## Exercise objective
Pick up the essay on everyday bravery after its last sentence and continue it in the same voice.

## Source passage
=====

There’s a lot of bravery going on right now. The young kids that must adjust from the sudden loss of limbs from shark bites this past week at Oak Island, North Carolina, and the families of the slain in Charleston, South Carolina, are all having to put one foot in front of the other and keep going. Maybe South Carolina will take a brave look at a sometimes sad heritage, as well as the rest of America, face our violence, and actually do something to change this awful path.

But here I want to applaud the people that are brave every single day. I’m talking about those who spend day in and day out taking care of frail elderly parents (mostly women) or those who raise children with disabilities. It takes a lot of courage to hold your temper in check and a lot of patience to continue with gentle behavior along with appropriate responses.

 everyday bravery

And it takes enormous courage every day for individuals to battle extreme depression, severe anxiety, or other exhausting mental illnesses for themselves and their families. This requires bravery every single day, every single hour and every single minute. For it is the minutes that can sometimes bring us to our knees.

We have to remember that there will be another minute to be grateful for, and look for the moments that have gone well, because those moments add up to lives well lived, even though they are difficult.

Those who have received a scary diagnosis have to fight back against the loss of control that slams them, and figure out how to move forward every day. Overcoming this terrible sense of loss of control is a momentous battle in and of itself, never mind the condition that caused it.

=====

## Data extract
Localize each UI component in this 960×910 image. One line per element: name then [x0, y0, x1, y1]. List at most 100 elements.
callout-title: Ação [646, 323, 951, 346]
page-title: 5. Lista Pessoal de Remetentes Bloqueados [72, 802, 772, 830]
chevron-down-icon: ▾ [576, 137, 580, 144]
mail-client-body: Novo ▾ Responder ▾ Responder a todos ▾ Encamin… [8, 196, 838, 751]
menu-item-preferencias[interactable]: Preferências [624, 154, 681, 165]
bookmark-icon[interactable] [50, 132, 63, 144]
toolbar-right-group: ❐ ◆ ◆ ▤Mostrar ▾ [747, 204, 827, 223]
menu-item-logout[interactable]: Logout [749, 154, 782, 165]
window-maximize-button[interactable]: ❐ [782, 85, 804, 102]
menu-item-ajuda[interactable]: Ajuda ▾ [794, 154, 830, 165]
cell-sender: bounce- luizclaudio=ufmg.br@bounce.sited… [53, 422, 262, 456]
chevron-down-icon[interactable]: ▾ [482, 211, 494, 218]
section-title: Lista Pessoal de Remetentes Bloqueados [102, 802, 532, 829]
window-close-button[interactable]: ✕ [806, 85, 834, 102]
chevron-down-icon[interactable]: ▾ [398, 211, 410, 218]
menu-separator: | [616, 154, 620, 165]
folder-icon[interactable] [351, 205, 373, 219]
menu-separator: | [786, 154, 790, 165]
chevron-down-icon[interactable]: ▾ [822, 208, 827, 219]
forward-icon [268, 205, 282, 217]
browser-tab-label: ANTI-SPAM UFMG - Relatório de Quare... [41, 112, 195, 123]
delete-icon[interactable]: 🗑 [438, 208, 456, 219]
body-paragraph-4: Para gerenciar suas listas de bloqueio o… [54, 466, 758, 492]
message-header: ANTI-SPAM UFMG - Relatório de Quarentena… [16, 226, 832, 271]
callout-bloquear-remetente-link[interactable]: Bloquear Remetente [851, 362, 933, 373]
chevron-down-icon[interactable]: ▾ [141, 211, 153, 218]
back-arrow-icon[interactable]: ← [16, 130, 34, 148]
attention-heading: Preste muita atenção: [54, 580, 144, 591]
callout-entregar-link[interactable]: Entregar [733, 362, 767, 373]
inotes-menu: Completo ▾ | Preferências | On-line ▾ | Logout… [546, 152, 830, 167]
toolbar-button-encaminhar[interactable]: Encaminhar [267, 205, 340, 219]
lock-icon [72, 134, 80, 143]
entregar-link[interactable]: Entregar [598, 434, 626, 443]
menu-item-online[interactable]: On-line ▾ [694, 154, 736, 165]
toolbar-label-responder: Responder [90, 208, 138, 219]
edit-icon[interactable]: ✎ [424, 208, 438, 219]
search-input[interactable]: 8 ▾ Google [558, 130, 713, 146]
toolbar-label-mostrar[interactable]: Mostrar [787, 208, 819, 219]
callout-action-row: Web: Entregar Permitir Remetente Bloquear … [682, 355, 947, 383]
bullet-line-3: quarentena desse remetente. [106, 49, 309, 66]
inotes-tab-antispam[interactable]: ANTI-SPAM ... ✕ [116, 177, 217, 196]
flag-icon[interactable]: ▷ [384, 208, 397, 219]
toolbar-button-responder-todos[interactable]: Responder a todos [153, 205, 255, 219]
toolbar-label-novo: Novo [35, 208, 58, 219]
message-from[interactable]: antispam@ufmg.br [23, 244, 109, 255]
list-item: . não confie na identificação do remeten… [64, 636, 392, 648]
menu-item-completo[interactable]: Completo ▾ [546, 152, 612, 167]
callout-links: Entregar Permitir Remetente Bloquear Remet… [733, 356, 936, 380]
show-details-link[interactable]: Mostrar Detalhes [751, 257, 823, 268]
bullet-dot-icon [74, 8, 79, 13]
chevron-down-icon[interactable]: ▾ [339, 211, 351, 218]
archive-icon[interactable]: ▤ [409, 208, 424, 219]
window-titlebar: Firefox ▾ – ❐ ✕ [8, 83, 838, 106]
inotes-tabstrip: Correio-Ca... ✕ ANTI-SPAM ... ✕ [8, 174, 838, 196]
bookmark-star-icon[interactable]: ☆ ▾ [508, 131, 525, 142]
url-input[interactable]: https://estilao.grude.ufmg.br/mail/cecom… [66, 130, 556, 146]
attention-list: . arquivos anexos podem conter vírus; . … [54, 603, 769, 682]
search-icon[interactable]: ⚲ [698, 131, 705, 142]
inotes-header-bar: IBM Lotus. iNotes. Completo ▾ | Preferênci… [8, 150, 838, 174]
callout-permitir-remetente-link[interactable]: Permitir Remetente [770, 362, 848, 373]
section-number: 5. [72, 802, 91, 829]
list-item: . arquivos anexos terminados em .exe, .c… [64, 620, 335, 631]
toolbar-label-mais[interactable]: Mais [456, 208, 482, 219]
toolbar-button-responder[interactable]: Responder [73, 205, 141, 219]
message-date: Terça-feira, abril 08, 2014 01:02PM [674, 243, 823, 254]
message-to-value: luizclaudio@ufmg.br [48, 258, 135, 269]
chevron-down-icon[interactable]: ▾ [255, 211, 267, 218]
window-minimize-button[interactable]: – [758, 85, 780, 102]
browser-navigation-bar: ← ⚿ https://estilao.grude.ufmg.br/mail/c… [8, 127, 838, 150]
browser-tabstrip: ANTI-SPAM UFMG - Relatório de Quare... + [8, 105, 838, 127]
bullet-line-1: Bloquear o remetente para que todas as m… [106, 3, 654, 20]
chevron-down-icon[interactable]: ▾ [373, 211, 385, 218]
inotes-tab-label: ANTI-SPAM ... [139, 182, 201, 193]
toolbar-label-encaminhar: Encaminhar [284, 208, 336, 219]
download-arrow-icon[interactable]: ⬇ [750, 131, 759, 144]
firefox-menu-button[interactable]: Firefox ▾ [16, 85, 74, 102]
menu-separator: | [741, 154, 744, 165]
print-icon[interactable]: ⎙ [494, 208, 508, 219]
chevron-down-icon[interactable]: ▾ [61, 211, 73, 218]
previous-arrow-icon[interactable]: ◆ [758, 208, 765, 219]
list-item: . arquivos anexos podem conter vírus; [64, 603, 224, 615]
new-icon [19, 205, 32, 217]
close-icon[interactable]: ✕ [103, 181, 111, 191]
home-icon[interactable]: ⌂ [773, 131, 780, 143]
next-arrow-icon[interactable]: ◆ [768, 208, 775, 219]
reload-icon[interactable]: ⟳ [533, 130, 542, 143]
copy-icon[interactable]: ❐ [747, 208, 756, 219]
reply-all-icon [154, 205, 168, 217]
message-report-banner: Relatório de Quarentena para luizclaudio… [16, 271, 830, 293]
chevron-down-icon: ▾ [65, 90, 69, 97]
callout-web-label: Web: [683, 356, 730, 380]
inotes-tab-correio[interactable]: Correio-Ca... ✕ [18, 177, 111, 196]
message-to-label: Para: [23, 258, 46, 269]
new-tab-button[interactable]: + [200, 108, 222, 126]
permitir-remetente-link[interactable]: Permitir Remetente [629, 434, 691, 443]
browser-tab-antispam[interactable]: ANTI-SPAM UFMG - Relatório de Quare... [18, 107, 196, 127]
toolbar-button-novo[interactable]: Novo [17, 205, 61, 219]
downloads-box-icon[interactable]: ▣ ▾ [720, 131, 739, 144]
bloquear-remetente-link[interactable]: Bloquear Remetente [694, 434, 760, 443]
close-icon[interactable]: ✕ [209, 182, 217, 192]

=====

## Output for this exercise
I am heartened when I run across young adults in their twenties who already have so much insight, and are questioning how they can better themselves and their marriages, asking the right questions before their relationships are irreparably damaged.

And I meet business women who are bravely working in what is, in many corporate cultures, a man’s world, to make it better for the other women that will come. Many volunteer in nonprofit organizations to boot, giving precious time and money to causes they believe in so that the world is a better place.

And finally, I want to thank all of the fathers out there who are present and have allowed their children to be who they want to be.  Kudos for making sure their families are cared for, setting examples for their sons and daughters of what a good spouse, parent and provider looks like, for those children are surely watching and learning. It is for all parents a very brave act to get up and go to a job each day you may not like to put food on the table and pay the rent.

I celebrate each and every one of you for your every day bravery.